BEGIN INFORMATION SHOWN
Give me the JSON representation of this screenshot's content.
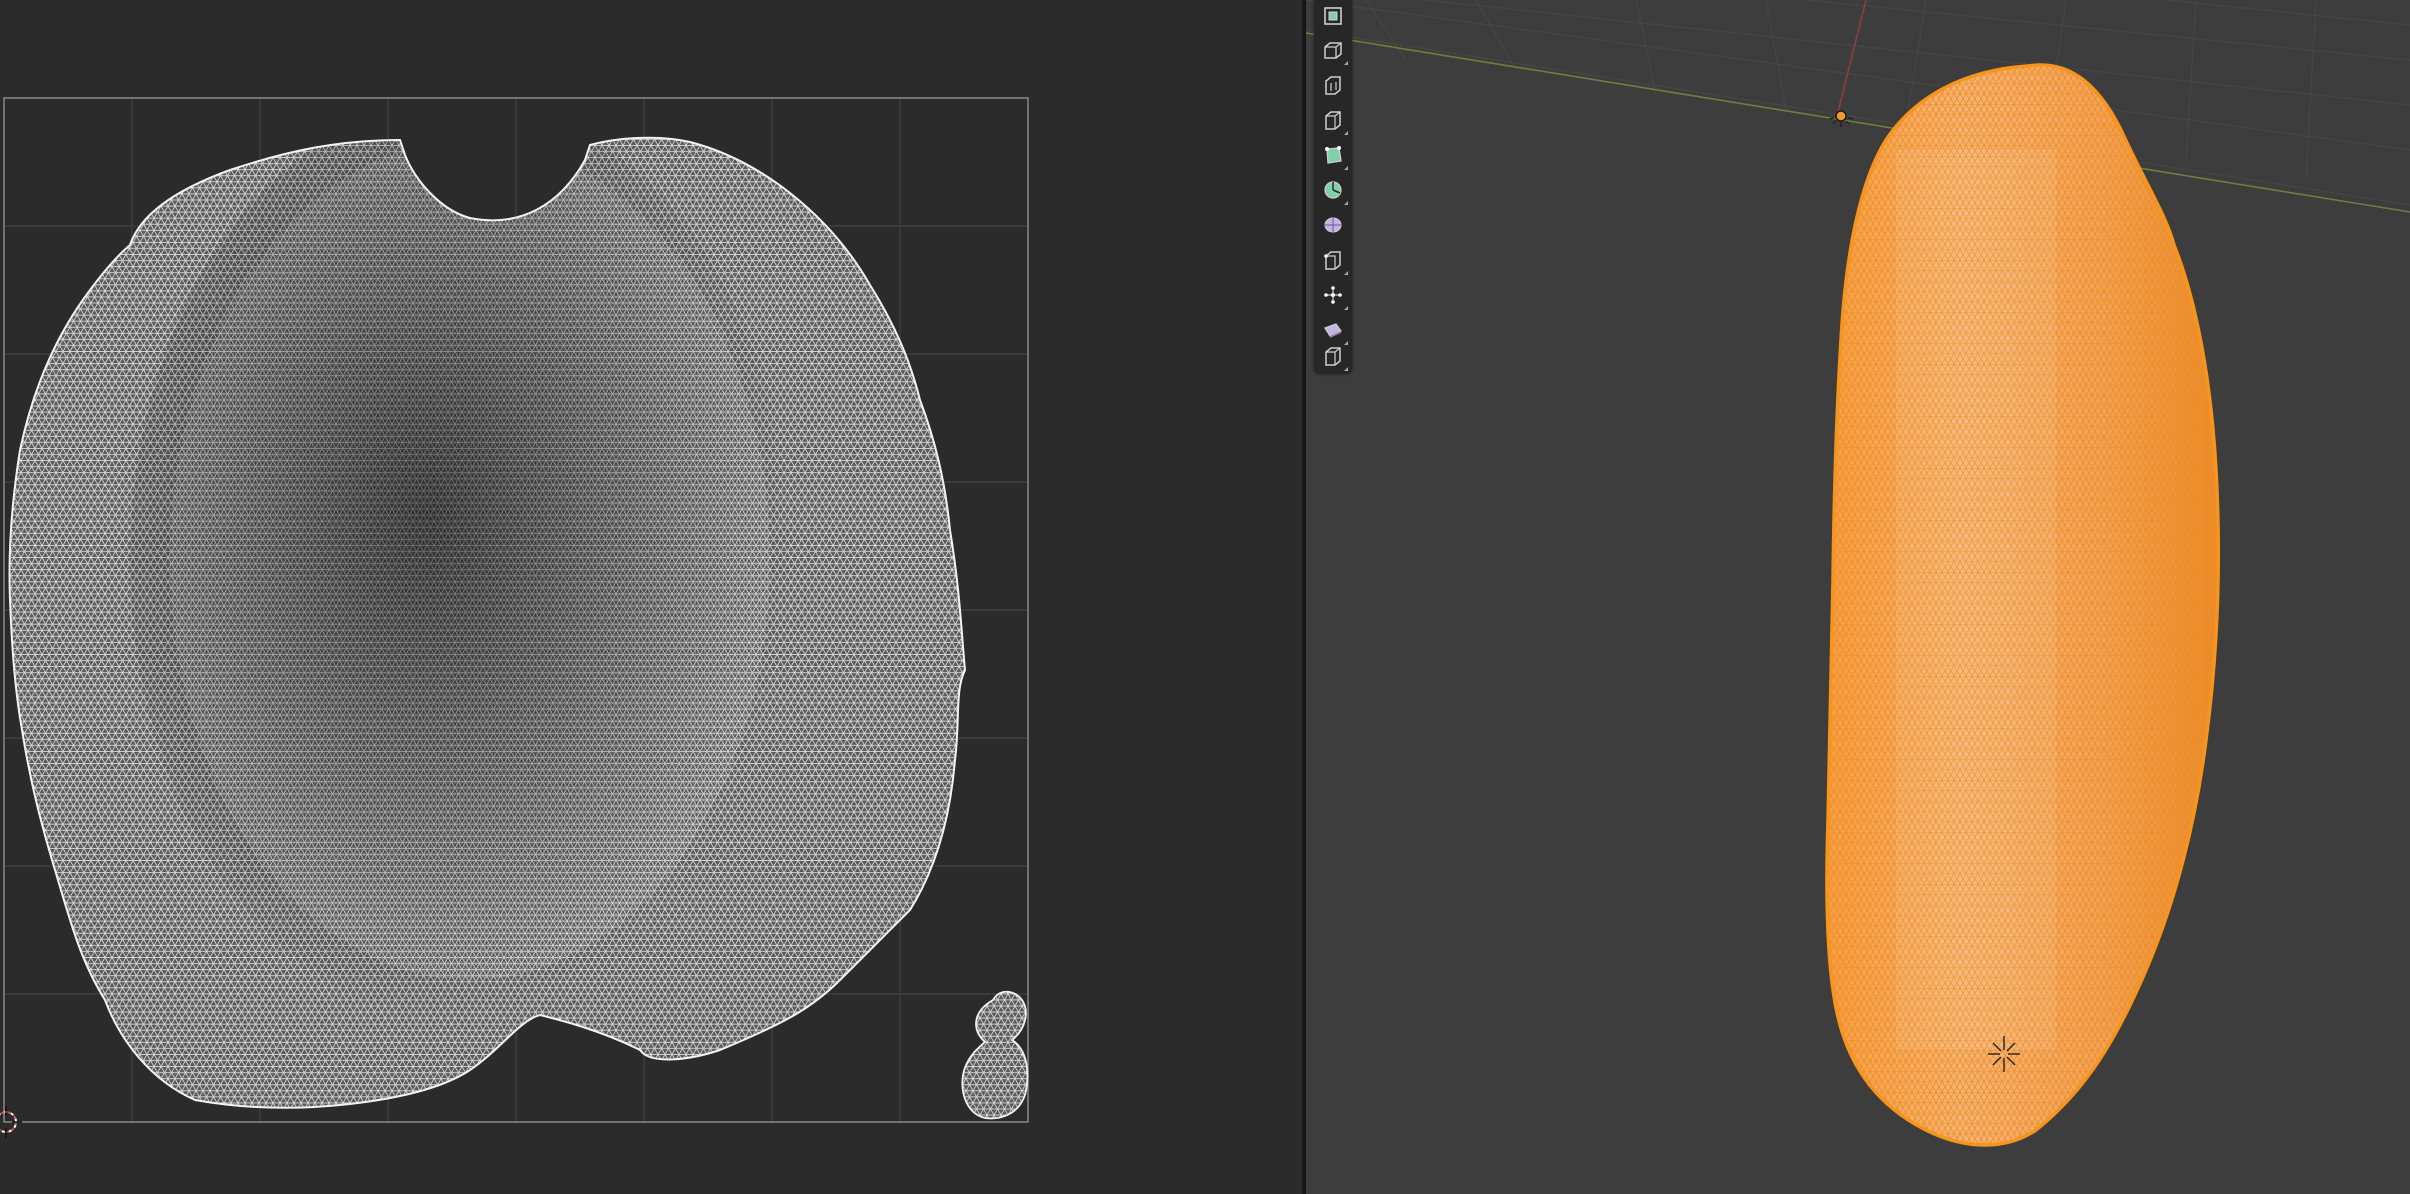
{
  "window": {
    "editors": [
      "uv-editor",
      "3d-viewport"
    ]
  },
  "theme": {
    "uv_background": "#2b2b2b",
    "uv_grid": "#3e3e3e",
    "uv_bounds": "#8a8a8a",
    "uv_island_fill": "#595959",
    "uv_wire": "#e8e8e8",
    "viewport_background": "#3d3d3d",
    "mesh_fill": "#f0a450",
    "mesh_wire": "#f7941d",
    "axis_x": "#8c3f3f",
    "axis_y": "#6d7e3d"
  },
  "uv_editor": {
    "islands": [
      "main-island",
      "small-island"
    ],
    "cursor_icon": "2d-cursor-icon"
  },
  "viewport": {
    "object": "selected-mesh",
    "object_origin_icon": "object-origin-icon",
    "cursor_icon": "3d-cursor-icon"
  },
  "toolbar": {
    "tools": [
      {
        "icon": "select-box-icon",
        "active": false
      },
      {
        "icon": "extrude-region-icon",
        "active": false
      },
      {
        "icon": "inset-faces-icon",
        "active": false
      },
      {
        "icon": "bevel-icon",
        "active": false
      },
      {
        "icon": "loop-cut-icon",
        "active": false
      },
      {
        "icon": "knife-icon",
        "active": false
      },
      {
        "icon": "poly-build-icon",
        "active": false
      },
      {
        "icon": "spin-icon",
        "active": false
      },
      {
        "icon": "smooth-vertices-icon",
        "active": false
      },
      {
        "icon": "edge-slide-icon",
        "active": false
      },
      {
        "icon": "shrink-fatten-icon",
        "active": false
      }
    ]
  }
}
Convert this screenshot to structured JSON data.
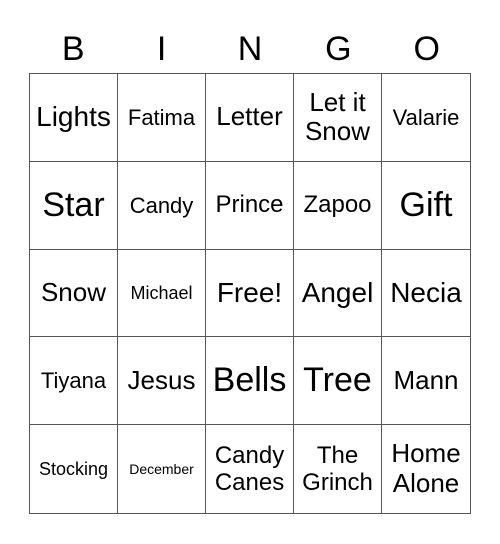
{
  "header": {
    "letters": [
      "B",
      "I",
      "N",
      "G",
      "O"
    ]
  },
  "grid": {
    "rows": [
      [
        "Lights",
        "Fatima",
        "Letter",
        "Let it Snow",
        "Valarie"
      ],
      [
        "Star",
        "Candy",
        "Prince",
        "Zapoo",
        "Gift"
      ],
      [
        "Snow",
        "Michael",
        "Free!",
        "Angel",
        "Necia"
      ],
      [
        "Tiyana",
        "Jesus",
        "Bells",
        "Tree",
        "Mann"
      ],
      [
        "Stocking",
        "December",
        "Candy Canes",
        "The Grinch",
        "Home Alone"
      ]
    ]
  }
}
END INFORMATION SHOWN
**THE REQUEST:** Copy the records above exactly. The pictures are not part of the copy.

**ANSWER TO THIS EXERCISE:**
Give me the JSON representation of this screenshot's content.
{
  "window": {
    "editors": [
      "uv-editor",
      "3d-viewport"
    ]
  },
  "theme": {
    "uv_background": "#2b2b2b",
    "uv_grid": "#3e3e3e",
    "uv_bounds": "#8a8a8a",
    "uv_island_fill": "#595959",
    "uv_wire": "#e8e8e8",
    "viewport_background": "#3d3d3d",
    "mesh_fill": "#f0a450",
    "mesh_wire": "#f7941d",
    "axis_x": "#8c3f3f",
    "axis_y": "#6d7e3d"
  },
  "uv_editor": {
    "islands": [
      "main-island",
      "small-island"
    ],
    "cursor_icon": "2d-cursor-icon"
  },
  "viewport": {
    "object": "selected-mesh",
    "object_origin_icon": "object-origin-icon",
    "cursor_icon": "3d-cursor-icon"
  },
  "toolbar": {
    "tools": [
      {
        "icon": "select-box-icon",
        "active": false
      },
      {
        "icon": "extrude-region-icon",
        "active": false
      },
      {
        "icon": "inset-faces-icon",
        "active": false
      },
      {
        "icon": "bevel-icon",
        "active": false
      },
      {
        "icon": "loop-cut-icon",
        "active": false
      },
      {
        "icon": "knife-icon",
        "active": false
      },
      {
        "icon": "poly-build-icon",
        "active": false
      },
      {
        "icon": "spin-icon",
        "active": false
      },
      {
        "icon": "smooth-vertices-icon",
        "active": false
      },
      {
        "icon": "edge-slide-icon",
        "active": false
      },
      {
        "icon": "shrink-fatten-icon",
        "active": false
      }
    ]
  }
}
Convert this screenshot to structured JSON data.
{
  "header": {
    "letters": [
      "B",
      "I",
      "N",
      "G",
      "O"
    ]
  },
  "grid": {
    "rows": [
      [
        "Lights",
        "Fatima",
        "Letter",
        "Let it Snow",
        "Valarie"
      ],
      [
        "Star",
        "Candy",
        "Prince",
        "Zapoo",
        "Gift"
      ],
      [
        "Snow",
        "Michael",
        "Free!",
        "Angel",
        "Necia"
      ],
      [
        "Tiyana",
        "Jesus",
        "Bells",
        "Tree",
        "Mann"
      ],
      [
        "Stocking",
        "December",
        "Candy Canes",
        "The Grinch",
        "Home Alone"
      ]
    ]
  }
}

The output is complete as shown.